• **Task requirements**
Copy out each line exactly as it appears.
Start of Task input
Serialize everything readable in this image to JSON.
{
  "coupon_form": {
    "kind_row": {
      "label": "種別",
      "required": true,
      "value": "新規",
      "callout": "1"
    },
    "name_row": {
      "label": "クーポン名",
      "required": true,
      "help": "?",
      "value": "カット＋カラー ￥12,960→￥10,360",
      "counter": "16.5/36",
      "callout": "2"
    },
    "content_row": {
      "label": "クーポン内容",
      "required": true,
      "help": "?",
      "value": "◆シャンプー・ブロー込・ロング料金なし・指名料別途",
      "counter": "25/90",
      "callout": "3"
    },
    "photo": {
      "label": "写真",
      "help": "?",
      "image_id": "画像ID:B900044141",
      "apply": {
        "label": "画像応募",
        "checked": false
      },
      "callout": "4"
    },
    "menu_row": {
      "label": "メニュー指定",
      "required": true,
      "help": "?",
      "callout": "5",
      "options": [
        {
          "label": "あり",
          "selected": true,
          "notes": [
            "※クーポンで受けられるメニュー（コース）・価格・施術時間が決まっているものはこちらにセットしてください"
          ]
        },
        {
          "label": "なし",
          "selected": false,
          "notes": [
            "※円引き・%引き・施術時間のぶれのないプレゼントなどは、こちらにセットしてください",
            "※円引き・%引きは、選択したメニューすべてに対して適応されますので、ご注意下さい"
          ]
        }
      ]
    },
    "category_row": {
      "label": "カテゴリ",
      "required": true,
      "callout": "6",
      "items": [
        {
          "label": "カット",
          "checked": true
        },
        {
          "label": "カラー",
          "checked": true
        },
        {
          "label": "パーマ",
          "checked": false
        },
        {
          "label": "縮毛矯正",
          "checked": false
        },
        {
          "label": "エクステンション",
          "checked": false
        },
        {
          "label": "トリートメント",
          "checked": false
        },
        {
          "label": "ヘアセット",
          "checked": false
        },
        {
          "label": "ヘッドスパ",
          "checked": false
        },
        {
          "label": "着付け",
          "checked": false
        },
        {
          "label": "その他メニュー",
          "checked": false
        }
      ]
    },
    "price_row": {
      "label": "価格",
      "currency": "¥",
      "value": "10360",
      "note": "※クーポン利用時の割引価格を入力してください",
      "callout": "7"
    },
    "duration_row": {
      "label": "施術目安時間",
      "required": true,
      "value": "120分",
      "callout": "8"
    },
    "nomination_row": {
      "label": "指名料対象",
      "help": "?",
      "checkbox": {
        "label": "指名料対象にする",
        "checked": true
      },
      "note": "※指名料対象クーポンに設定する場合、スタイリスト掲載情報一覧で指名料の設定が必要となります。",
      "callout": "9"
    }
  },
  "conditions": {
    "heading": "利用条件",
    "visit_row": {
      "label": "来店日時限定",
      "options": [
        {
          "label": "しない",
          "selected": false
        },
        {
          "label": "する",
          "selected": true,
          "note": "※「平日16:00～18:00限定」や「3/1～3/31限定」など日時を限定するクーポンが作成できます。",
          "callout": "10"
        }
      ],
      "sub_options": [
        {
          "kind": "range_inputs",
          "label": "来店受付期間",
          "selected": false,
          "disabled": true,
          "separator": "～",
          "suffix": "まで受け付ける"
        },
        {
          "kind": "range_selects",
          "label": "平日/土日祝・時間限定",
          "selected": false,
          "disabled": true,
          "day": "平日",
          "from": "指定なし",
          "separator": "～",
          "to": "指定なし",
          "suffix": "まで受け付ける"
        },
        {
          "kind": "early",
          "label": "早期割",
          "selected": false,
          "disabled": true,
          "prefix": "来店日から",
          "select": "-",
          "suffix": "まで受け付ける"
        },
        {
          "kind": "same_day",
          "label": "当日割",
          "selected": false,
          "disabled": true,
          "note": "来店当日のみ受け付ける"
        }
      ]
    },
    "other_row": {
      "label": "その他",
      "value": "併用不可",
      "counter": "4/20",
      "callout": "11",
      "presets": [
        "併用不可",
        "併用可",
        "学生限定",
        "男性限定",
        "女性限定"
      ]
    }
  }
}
End of Task input
• **The answer**
Serialize everything readable in this image to JSON.
{
  "coupon_form": {
    "kind_row": {
      "label": "種別",
      "required": true,
      "value": "新規",
      "callout": "1"
    },
    "name_row": {
      "label": "クーポン名",
      "required": true,
      "help": "?",
      "value": "カット＋カラー ￥12,960→￥10,360",
      "counter": "16.5/36",
      "callout": "2"
    },
    "content_row": {
      "label": "クーポン内容",
      "required": true,
      "help": "?",
      "value": "◆シャンプー・ブロー込・ロング料金なし・指名料別途",
      "counter": "25/90",
      "callout": "3"
    },
    "photo": {
      "label": "写真",
      "help": "?",
      "image_id": "画像ID:B900044141",
      "apply": {
        "label": "画像応募",
        "checked": false
      },
      "callout": "4"
    },
    "menu_row": {
      "label": "メニュー指定",
      "required": true,
      "help": "?",
      "callout": "5",
      "options": [
        {
          "label": "あり",
          "selected": true,
          "notes": [
            "※クーポンで受けられるメニュー（コース）・価格・施術時間が決まっているものはこちらにセットしてください"
          ]
        },
        {
          "label": "なし",
          "selected": false,
          "notes": [
            "※円引き・%引き・施術時間のぶれのないプレゼントなどは、こちらにセットしてください",
            "※円引き・%引きは、選択したメニューすべてに対して適応されますので、ご注意下さい"
          ]
        }
      ]
    },
    "category_row": {
      "label": "カテゴリ",
      "required": true,
      "callout": "6",
      "items": [
        {
          "label": "カット",
          "checked": true
        },
        {
          "label": "カラー",
          "checked": true
        },
        {
          "label": "パーマ",
          "checked": false
        },
        {
          "label": "縮毛矯正",
          "checked": false
        },
        {
          "label": "エクステンション",
          "checked": false
        },
        {
          "label": "トリートメント",
          "checked": false
        },
        {
          "label": "ヘアセット",
          "checked": false
        },
        {
          "label": "ヘッドスパ",
          "checked": false
        },
        {
          "label": "着付け",
          "checked": false
        },
        {
          "label": "その他メニュー",
          "checked": false
        }
      ]
    },
    "price_row": {
      "label": "価格",
      "currency": "¥",
      "value": "10360",
      "note": "※クーポン利用時の割引価格を入力してください",
      "callout": "7"
    },
    "duration_row": {
      "label": "施術目安時間",
      "required": true,
      "value": "120分",
      "callout": "8"
    },
    "nomination_row": {
      "label": "指名料対象",
      "help": "?",
      "checkbox": {
        "label": "指名料対象にする",
        "checked": true
      },
      "note": "※指名料対象クーポンに設定する場合、スタイリスト掲載情報一覧で指名料の設定が必要となります。",
      "callout": "9"
    }
  },
  "conditions": {
    "heading": "利用条件",
    "visit_row": {
      "label": "来店日時限定",
      "options": [
        {
          "label": "しない",
          "selected": false
        },
        {
          "label": "する",
          "selected": true,
          "note": "※「平日16:00～18:00限定」や「3/1～3/31限定」など日時を限定するクーポンが作成できます。",
          "callout": "10"
        }
      ],
      "sub_options": [
        {
          "kind": "range_inputs",
          "label": "来店受付期間",
          "selected": false,
          "disabled": true,
          "separator": "～",
          "suffix": "まで受け付ける"
        },
        {
          "kind": "range_selects",
          "label": "平日/土日祝・時間限定",
          "selected": false,
          "disabled": true,
          "day": "平日",
          "from": "指定なし",
          "separator": "～",
          "to": "指定なし",
          "suffix": "まで受け付ける"
        },
        {
          "kind": "early",
          "label": "早期割",
          "selected": false,
          "disabled": true,
          "prefix": "来店日から",
          "select": "-",
          "suffix": "まで受け付ける"
        },
        {
          "kind": "same_day",
          "label": "当日割",
          "selected": false,
          "disabled": true,
          "note": "来店当日のみ受け付ける"
        }
      ]
    },
    "other_row": {
      "label": "その他",
      "value": "併用不可",
      "counter": "4/20",
      "callout": "11",
      "presets": [
        "併用不可",
        "併用可",
        "学生限定",
        "男性限定",
        "女性限定"
      ]
    }
  }
}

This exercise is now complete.